** start PROVIDED RECORDS **

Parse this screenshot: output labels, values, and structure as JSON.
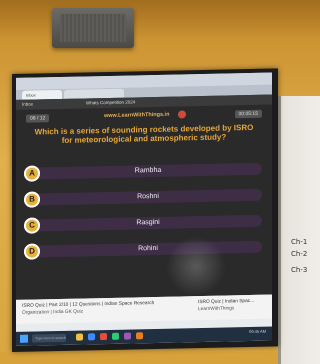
{
  "browser": {
    "tab_label": "Inbox"
  },
  "video": {
    "topbar_left": "Inbox",
    "topbar_mid": "Whats Competition 2024",
    "topbar_right": ""
  },
  "quiz": {
    "progress": "08 / 12",
    "site": "www.LearnWithThings.in",
    "timer": "00:05:15",
    "question": "Which is a series of sounding rockets developed by ISRO for meteorological and atmospheric study?",
    "options": [
      {
        "letter": "A",
        "text": "Rambha"
      },
      {
        "letter": "B",
        "text": "Roshni"
      },
      {
        "letter": "C",
        "text": "Rasgini"
      },
      {
        "letter": "D",
        "text": "Rohini"
      }
    ]
  },
  "footer": {
    "title": "ISRO Quiz | Part 2/10 | 12 Questions | Indian Space Research",
    "subtitle": "Organization | India GK Quiz",
    "right_title": "ISRO Quiz | Indian Spac...",
    "right_subtitle": "LearnWithThings"
  },
  "taskbar": {
    "search_placeholder": "Type here to search",
    "clock": "09:45 AM"
  },
  "whiteboard": {
    "notes": [
      "Ch-1",
      "Ch-2",
      "Ch-3"
    ]
  }
}
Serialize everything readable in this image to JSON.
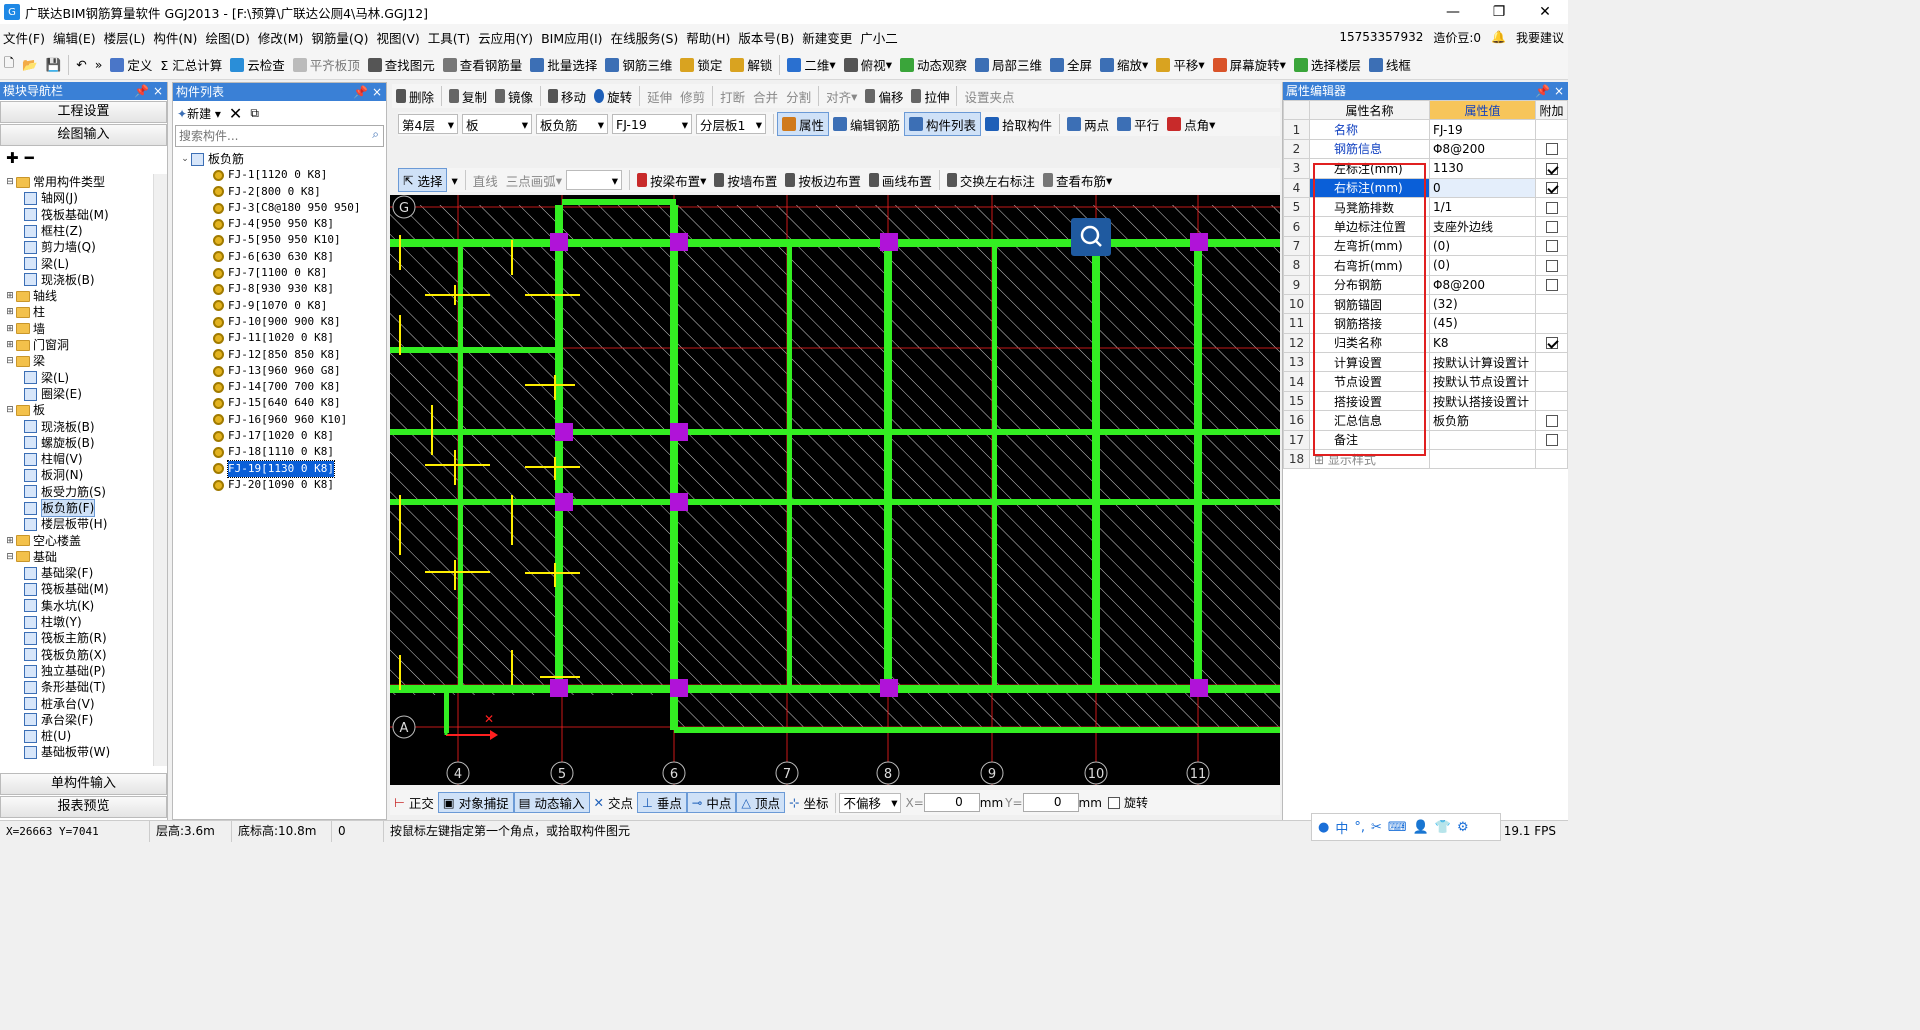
{
  "window": {
    "title": "广联达BIM钢筋算量软件 GGJ2013 - [F:\\预算\\广联达公厕4\\马林.GGJ12]",
    "app_icon": "G",
    "controls": [
      "—",
      "❐",
      "✕"
    ]
  },
  "menu": {
    "items": [
      "文件(F)",
      "编辑(E)",
      "楼层(L)",
      "构件(N)",
      "绘图(D)",
      "修改(M)",
      "钢筋量(Q)",
      "视图(V)",
      "工具(T)",
      "云应用(Y)",
      "BIM应用(I)",
      "在线服务(S)",
      "帮助(H)",
      "版本号(B)",
      "新建变更",
      "广小二"
    ],
    "phone": "15753357932",
    "price_bean": "造价豆:0",
    "suggest": "我要建议"
  },
  "toolbar_main": [
    "定义",
    "Σ 汇总计算",
    "云检查",
    "平齐板顶",
    "查找图元",
    "查看钢筋量",
    "批量选择",
    "钢筋三维",
    "锁定",
    "解锁",
    "二维",
    "俯视",
    "动态观察",
    "局部三维",
    "全屏",
    "缩放",
    "平移",
    "屏幕旋转",
    "选择楼层",
    "线框"
  ],
  "edit_toolbar": [
    "删除",
    "复制",
    "镜像",
    "移动",
    "旋转",
    "延伸",
    "修剪",
    "打断",
    "合并",
    "分割",
    "对齐",
    "偏移",
    "拉伸",
    "设置夹点"
  ],
  "layer_toolbar": {
    "floor": "第4层",
    "type": "板",
    "category": "板负筋",
    "component": "FJ-19",
    "sublayer": "分层板1",
    "buttons": [
      "属性",
      "编辑钢筋",
      "构件列表",
      "拾取构件",
      "两点",
      "平行",
      "点角"
    ]
  },
  "draw_toolbar": [
    "选择",
    "直线",
    "三点画弧",
    "按梁布置",
    "按墙布置",
    "按板边布置",
    "画线布置",
    "交换左右标注",
    "查看布筋"
  ],
  "nav": {
    "header": "模块导航栏",
    "buttons": [
      "工程设置",
      "绘图输入"
    ],
    "bottom_buttons": [
      "单构件输入",
      "报表预览"
    ],
    "tree": [
      {
        "level": 0,
        "toggle": "⊟",
        "folder": true,
        "label": "常用构件类型"
      },
      {
        "level": 1,
        "label": "轴网(J)"
      },
      {
        "level": 1,
        "label": "筏板基础(M)"
      },
      {
        "level": 1,
        "label": "框柱(Z)"
      },
      {
        "level": 1,
        "label": "剪力墙(Q)"
      },
      {
        "level": 1,
        "label": "梁(L)"
      },
      {
        "level": 1,
        "label": "现浇板(B)"
      },
      {
        "level": 0,
        "toggle": "⊞",
        "folder": true,
        "label": "轴线"
      },
      {
        "level": 0,
        "toggle": "⊞",
        "folder": true,
        "label": "柱"
      },
      {
        "level": 0,
        "toggle": "⊞",
        "folder": true,
        "label": "墙"
      },
      {
        "level": 0,
        "toggle": "⊞",
        "folder": true,
        "label": "门窗洞"
      },
      {
        "level": 0,
        "toggle": "⊟",
        "folder": true,
        "label": "梁"
      },
      {
        "level": 1,
        "label": "梁(L)"
      },
      {
        "level": 1,
        "label": "圈梁(E)"
      },
      {
        "level": 0,
        "toggle": "⊟",
        "folder": true,
        "label": "板"
      },
      {
        "level": 1,
        "label": "现浇板(B)"
      },
      {
        "level": 1,
        "label": "螺旋板(B)"
      },
      {
        "level": 1,
        "label": "柱帽(V)"
      },
      {
        "level": 1,
        "label": "板洞(N)"
      },
      {
        "level": 1,
        "label": "板受力筋(S)"
      },
      {
        "level": 1,
        "label": "板负筋(F)",
        "selected": true
      },
      {
        "level": 1,
        "label": "楼层板带(H)"
      },
      {
        "level": 0,
        "toggle": "⊞",
        "folder": true,
        "label": "空心楼盖"
      },
      {
        "level": 0,
        "toggle": "⊟",
        "folder": true,
        "label": "基础"
      },
      {
        "level": 1,
        "label": "基础梁(F)"
      },
      {
        "level": 1,
        "label": "筏板基础(M)"
      },
      {
        "level": 1,
        "label": "集水坑(K)"
      },
      {
        "level": 1,
        "label": "柱墩(Y)"
      },
      {
        "level": 1,
        "label": "筏板主筋(R)"
      },
      {
        "level": 1,
        "label": "筏板负筋(X)"
      },
      {
        "level": 1,
        "label": "独立基础(P)"
      },
      {
        "level": 1,
        "label": "条形基础(T)"
      },
      {
        "level": 1,
        "label": "桩承台(V)"
      },
      {
        "level": 1,
        "label": "承台梁(F)"
      },
      {
        "level": 1,
        "label": "桩(U)"
      },
      {
        "level": 1,
        "label": "基础板带(W)"
      }
    ]
  },
  "component_list": {
    "header": "构件列表",
    "new_button": "新建",
    "search_placeholder": "搜索构件...",
    "root": "板负筋",
    "items": [
      "FJ-1[1120 0 K8]",
      "FJ-2[800 0 K8]",
      "FJ-3[C8@180 950 950]",
      "FJ-4[950 950 K8]",
      "FJ-5[950 950 K10]",
      "FJ-6[630 630 K8]",
      "FJ-7[1100 0 K8]",
      "FJ-8[930 930 K8]",
      "FJ-9[1070 0 K8]",
      "FJ-10[900 900 K8]",
      "FJ-11[1020 0 K8]",
      "FJ-12[850 850 K8]",
      "FJ-13[960 960 G8]",
      "FJ-14[700 700 K8]",
      "FJ-15[640 640 K8]",
      "FJ-16[960 960 K10]",
      "FJ-17[1020 0 K8]",
      "FJ-18[1110 0 K8]",
      "FJ-19[1130 0 K8]",
      "FJ-20[1090 0 K8]"
    ],
    "selected_index": 18
  },
  "properties": {
    "header": "属性编辑器",
    "columns": [
      "属性名称",
      "属性值",
      "附加"
    ],
    "rows": [
      {
        "n": "1",
        "name": "名称",
        "value": "FJ-19",
        "check": null,
        "blue": true
      },
      {
        "n": "2",
        "name": "钢筋信息",
        "value": "Φ8@200",
        "check": false,
        "blue": true
      },
      {
        "n": "3",
        "name": "左标注(mm)",
        "value": "1130",
        "check": true
      },
      {
        "n": "4",
        "name": "右标注(mm)",
        "value": "0",
        "check": true,
        "selected": true
      },
      {
        "n": "5",
        "name": "马凳筋排数",
        "value": "1/1",
        "check": false
      },
      {
        "n": "6",
        "name": "单边标注位置",
        "value": "支座外边线",
        "check": false
      },
      {
        "n": "7",
        "name": "左弯折(mm)",
        "value": "(0)",
        "check": false
      },
      {
        "n": "8",
        "name": "右弯折(mm)",
        "value": "(0)",
        "check": false
      },
      {
        "n": "9",
        "name": "分布钢筋",
        "value": "Φ8@200",
        "check": false
      },
      {
        "n": "10",
        "name": "钢筋锚固",
        "value": "(32)",
        "check": null
      },
      {
        "n": "11",
        "name": "钢筋搭接",
        "value": "(45)",
        "check": null
      },
      {
        "n": "12",
        "name": "归类名称",
        "value": "K8",
        "check": true
      },
      {
        "n": "13",
        "name": "计算设置",
        "value": "按默认计算设置计",
        "check": null
      },
      {
        "n": "14",
        "name": "节点设置",
        "value": "按默认节点设置计",
        "check": null
      },
      {
        "n": "15",
        "name": "搭接设置",
        "value": "按默认搭接设置计",
        "check": null
      },
      {
        "n": "16",
        "name": "汇总信息",
        "value": "板负筋",
        "check": false
      },
      {
        "n": "17",
        "name": "备注",
        "value": "",
        "check": false
      },
      {
        "n": "18",
        "name": "显示样式",
        "value": "",
        "check": null,
        "gray": true
      }
    ]
  },
  "canvas": {
    "axis_bottom": [
      "4",
      "5",
      "6",
      "7",
      "8",
      "9",
      "10",
      "11"
    ],
    "axis_left": [
      "G",
      "A"
    ],
    "colors": {
      "beam": "#33ee22",
      "column": "#b013d8",
      "rebar": "#ffee00",
      "grid": "#ff2020",
      "bg": "#000000"
    }
  },
  "snap_toolbar": {
    "items": [
      "正交",
      "对象捕捉",
      "动态输入",
      "交点",
      "垂点",
      "中点",
      "顶点",
      "坐标"
    ],
    "offset_mode": "不偏移",
    "x_label": "X=",
    "x_value": "0",
    "y_label": "Y=",
    "y_value": "0",
    "unit": "mm",
    "rotate": "旋转"
  },
  "status": {
    "coords": "X=26663 Y=7041",
    "floor_height": "层高:3.6m",
    "base_elev": "底标高:10.8m",
    "zero": "0",
    "hint": "按鼠标左键指定第一个角点，或拾取构件图元",
    "fps": "19.1 FPS",
    "tray_lang": "中"
  }
}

** end PROVIDED RECORDS **

**PROBLEM TO WORK ON:**
Show the lines of the material that contain the word "Indian".

**TASK SOLUTION:**
    "title": "ISRO Quiz | Part 2/10 | 12 Questions | Indian Space Research",
    "right_title": "ISRO Quiz | Indian Spac...",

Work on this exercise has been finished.